Allâh’u Teâlâ’yı göklerde ilah olarak kabul edip, hüküm sahibi olduğuna inananlar, yeryüzünde Allâh’tan başkalarının hükümlerine inanır, kabul eder, razı olur, onlara karşı çıkıp reddetmez ve hayatı onların hükümlerine göre tanzim ederler ise, apaçık şirk işlemiş olurlar.
Yeryüzünde, Allâh’ın indirdikleriyle hükmetmeyen tağutların hükümlerini kabul etmek ve hayatı onların sistemlerine göre düzenlemek, onları yeryüzünün ilahları olarak görüp benimsemekten başka bir şey değildir.
Bu batıl zihniyet ve küfri inanışta olanlar, Allâh’ı göklerin ilahı(!), tağutları yerin ilahı(!) olarak benimsemekte, böylece yerlerin ve göklerin yegâne ilahı olan Allâh’a şirk koşmaktadırlar.
Allâh’ın mülkünde egemenliğini tağutlara verip, Allâh’ın indirdiği hükümlerle hükmetmeyip, şirk ve küfür hükümleriyle hükmedenleri yetkili kılıp, vekil yapanlar, egemenliği onlarda görerek hâkimiyette onları Allâh’a ortak kabul etmişler ve de etmektedirler.
Tağutların egemen olduğu ülkelerde Allâh’ın hükümleri yasaklanmış, geçersiz kılınmış hatta teklif edilmesi bile suç sayılmıştır. Hüküm ve hikmet sahibi olan Allâh şöyle buyurmuştur: “Onlar hala cahiliye hükmünü mü arıyorlar. Kesin bilgiye inanan bir topluluk için hükmü, Allâh’tan güzel olan kimdir?” (Maide: 50)
Rabbimizin buyurduğu gibi; Allâh kullarına kâfiyken, yaratan ve emreden, en güzel hüküm koyucu O iken, insanlar nasıl olup da kendileri gibi aciz olanların, azgınca hükümlerini istemişler ve de istemektedirler?
Oysa tevhid inancı, insanları yaratma konusunda Allâh’a ortak koşmayı reddettiği gibi insanlara egemen olmak, onlara emir ve nehyetmek konusunda da Allâh’a ortak koşmayı reddetmeyi gerektirir.
İnsanların Halık’ı (yaratıcısı) Allâh’dır ve O’ndan başka Halık yoktur. İnsanların rabbi, meliki ve ilahı da yalnız ve yalnız Allâh’dır. O’ndan başka kanun koyucu rab, melik ve ilah da yoktur.
Rabbimiz Allâh, yarattığı insan kullarına kendi hükümleriyle hükmetmesini emretmekte ve kendi hükümleriyle hükmetmeyenlerin kâfirler, zalimler ve fasıklar olduğunu beyan buyurmaktadır… (Maide 44-45-47)
================
### Görev 1:
Çıkarılan metne göre şu soruları yanıtlayın:
(a) Tağutların egemen olduğu ülkelerde Allâh'ın hükümlerinin teklif edilmesi ne sayılmıştır?
(b) "Onlar hala cahiliye hükmünü mü arıyorlar" diye başlayan alıntının kaynağı olarak hangi sure ve ayet gösterilmiştir?
(c) Allâh'ın kendi hükümleriyle hükmetmeyenleri hangi üç sıfatla nitelendirdiği belirtilmektedir?

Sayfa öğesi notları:
================
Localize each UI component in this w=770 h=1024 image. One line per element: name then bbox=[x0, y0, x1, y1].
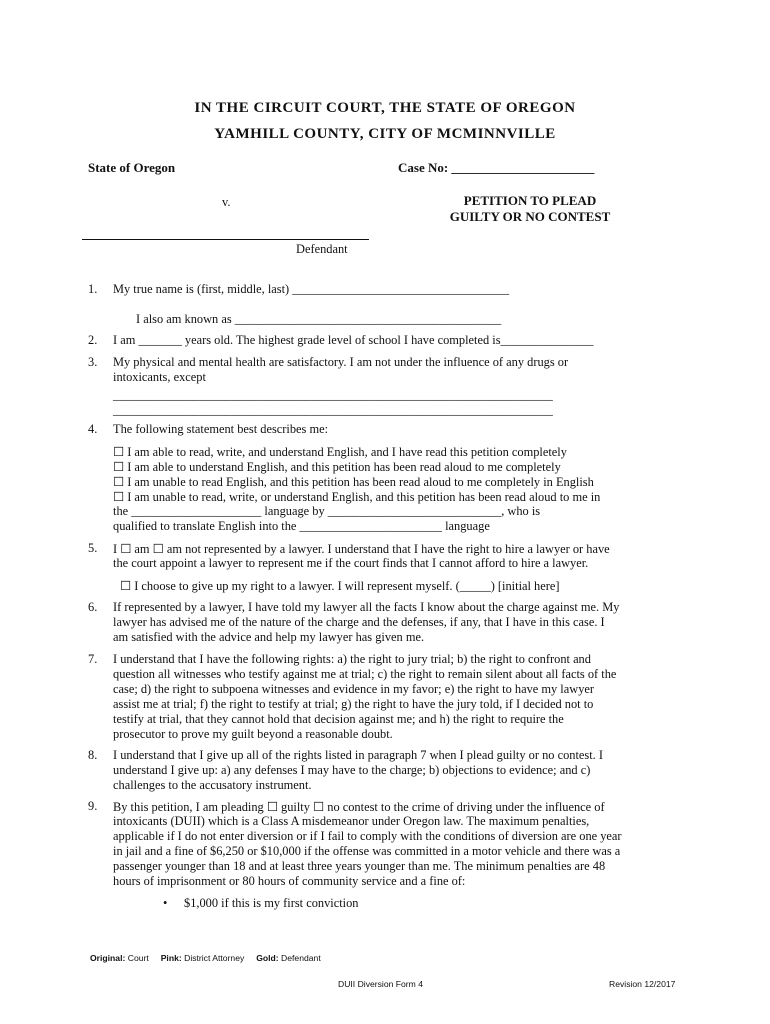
form-name: DUII Diversion Form 4 bbox=[338, 979, 423, 989]
item-7-line2: question all witnesses who testify against me at trial; c) the right to remain silent about all facts of the bbox=[113, 667, 617, 681]
gold-value: Defendant bbox=[278, 953, 321, 963]
item-9-number: 9. bbox=[88, 799, 98, 813]
item-4-number: 4. bbox=[88, 422, 98, 436]
item-9-line3: applicable if I do not enter diversion or if I fail to comply with the conditions of diversion are one year bbox=[113, 829, 622, 843]
county-title: YAMHILL COUNTY, CITY OF MCMINNVILLE bbox=[214, 126, 556, 142]
item-6-line2: lawyer has advised me of the nature of the charge and the defenses, if any, that I have in this case. I bbox=[113, 615, 605, 629]
item-3-number: 3. bbox=[88, 355, 98, 369]
item-7-line3: case; d) the right to subpoena witnesses and evidence in my favor; e) the right to have my lawyer bbox=[113, 682, 595, 696]
age-education-field[interactable]: I am _______ years old. The highest grade level of school I have completed is_______________ bbox=[113, 333, 594, 347]
language-option-2[interactable]: ☐ I am able to understand English, and this petition has been read aloud to me completely bbox=[113, 460, 561, 474]
intoxicants-blank-1[interactable]: _______________________________________________________________________ bbox=[113, 388, 553, 402]
item-7-line6: prosecutor to prove my guilt beyond a reasonable doubt. bbox=[113, 727, 393, 741]
item-9-line4: in jail and a fine of $6,250 or $10,000 if the offense was committed in a motor vehicle and there was a bbox=[113, 844, 621, 858]
first-conviction-fine: $1,000 if this is my first conviction bbox=[184, 896, 359, 910]
also-known-as-field[interactable]: I also am known as ___________________________________________ bbox=[136, 312, 502, 326]
lawyer-representation-checkboxes[interactable]: I ☐ am ☐ am not represented by a lawyer. I understand that I have the right to hire a lawyer or have bbox=[113, 542, 610, 556]
item-7-number: 7. bbox=[88, 652, 98, 666]
item-9-line2: intoxicants (DUII) which is a Class A misdemeanor under Oregon law. The maximum penalties, bbox=[113, 814, 590, 828]
item-6-line1: If represented by a lawyer, I have told my lawyer all the facts I know about the charge against me. My bbox=[113, 600, 620, 614]
gold-label: Gold: bbox=[256, 953, 279, 963]
item-8-number: 8. bbox=[88, 748, 98, 762]
translation-language-field[interactable]: qualified to translate English into the _______________________ language bbox=[113, 519, 490, 533]
versus-label: v. bbox=[222, 195, 231, 209]
lawyer-statement-line2: the court appoint a lawyer to represent me if the court finds that I cannot afford to hire a lawyer. bbox=[113, 556, 589, 570]
item-7-line4: assist me at trial; f) the right to testify at trial; g) the right to have the jury told, if I decided not to bbox=[113, 697, 594, 711]
pink-label: Pink: bbox=[160, 953, 182, 963]
health-statement-line2: intoxicants, except bbox=[113, 370, 206, 384]
original-label: Original: bbox=[90, 953, 126, 963]
petition-title-line2: GUILTY OR NO CONTEST bbox=[449, 209, 611, 224]
item-8-line1: I understand that I give up all of the rights listed in paragraph 7 when I plead guilty or no contest. I bbox=[113, 748, 603, 762]
court-title: IN THE CIRCUIT COURT, THE STATE OF OREGON bbox=[194, 100, 576, 116]
item-9-line5: passenger younger than 18 and at least three years younger than me. The minimum penalties are 48 bbox=[113, 859, 606, 873]
item-5-number: 5. bbox=[88, 541, 98, 555]
pink-value: District Attorney bbox=[181, 953, 245, 963]
item-6-number: 6. bbox=[88, 600, 98, 614]
item-9-line6: hours of imprisonment or 80 hours of community service and a fine of: bbox=[113, 874, 466, 888]
health-statement-line1: My physical and mental health are satisfactory. I am not under the influence of any drugs or bbox=[113, 355, 569, 369]
state-label: State of Oregon bbox=[88, 160, 176, 175]
case-number-field[interactable]: Case No: ______________________ bbox=[398, 160, 595, 175]
item-8-line2: understand I give up: a) any defenses I may have to the charge; b) objections to evidence; and c) bbox=[113, 763, 591, 777]
copy-distribution bbox=[90, 953, 321, 963]
plea-checkboxes[interactable]: By this petition, I am pleading ☐ guilty ☐ no contest to the crime of driving under the influence of bbox=[113, 800, 605, 814]
revision-date: Revision 12/2017 bbox=[609, 979, 676, 989]
language-option-3[interactable]: ☐ I am unable to read English, and this petition has been read aloud to me completely in English bbox=[113, 475, 594, 489]
defendant-signature-line[interactable] bbox=[82, 239, 369, 240]
item-7-line5: testify at trial, that they cannot hold that decision against me; and h) the right to require the bbox=[113, 712, 564, 726]
item-8-line3: challenges to the accusatory instrument. bbox=[113, 778, 312, 792]
original-value: Court bbox=[125, 953, 149, 963]
item-6-line3: am satisfied with the advice and help my lawyer has given me. bbox=[113, 630, 425, 644]
item-2-number: 2. bbox=[88, 333, 98, 347]
language-intro: The following statement best describes me: bbox=[113, 422, 329, 436]
item-7-line1: I understand that I have the following rights: a) the right to jury trial; b) the right to confront and bbox=[113, 652, 591, 666]
defendant-label: Defendant bbox=[296, 242, 348, 256]
intoxicants-blank-2[interactable]: _______________________________________________________________________ bbox=[113, 403, 553, 417]
true-name-field[interactable]: My true name is (first, middle, last) ___________________________________ bbox=[113, 282, 510, 296]
waive-lawyer-checkbox[interactable]: ☐ I choose to give up my right to a lawyer. I will represent myself. (_____) [initial here] bbox=[120, 579, 560, 593]
translator-field[interactable]: the _____________________ language by ____________________________, who is bbox=[113, 504, 541, 518]
bullet-icon: • bbox=[163, 896, 168, 910]
item-1-number: 1. bbox=[88, 282, 98, 296]
language-option-4[interactable]: ☐ I am unable to read, write, or understand English, and this petition has been read aloud to me in bbox=[113, 490, 601, 504]
petition-title-line1: PETITION TO PLEAD bbox=[463, 193, 597, 208]
language-option-1[interactable]: ☐ I am able to read, write, and understand English, and I have read this petition completely bbox=[113, 445, 567, 459]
================
### Görev 2:
Yukarıdaki listede "evidence" dizesini içeren her satırı ayıklayıp kopyalayın. Büyük/küçük harf ayrımı dikkate alınmalıdır.

### Görev yanıtı 1:
(a) Suç sayılmıştır.
(b) Maide: 50.
(c) Kâfirler, zalimler ve fasıklar.

### Görev yanıtı 2:
item-7-line3: case; d) the right to subpoena witnesses and evidence in my favor; e) the right to have my lawyer bbox=[113, 682, 595, 696]
item-8-line2: understand I give up: a) any defenses I may have to the charge; b) objections to evidence; and c) bbox=[113, 763, 591, 777]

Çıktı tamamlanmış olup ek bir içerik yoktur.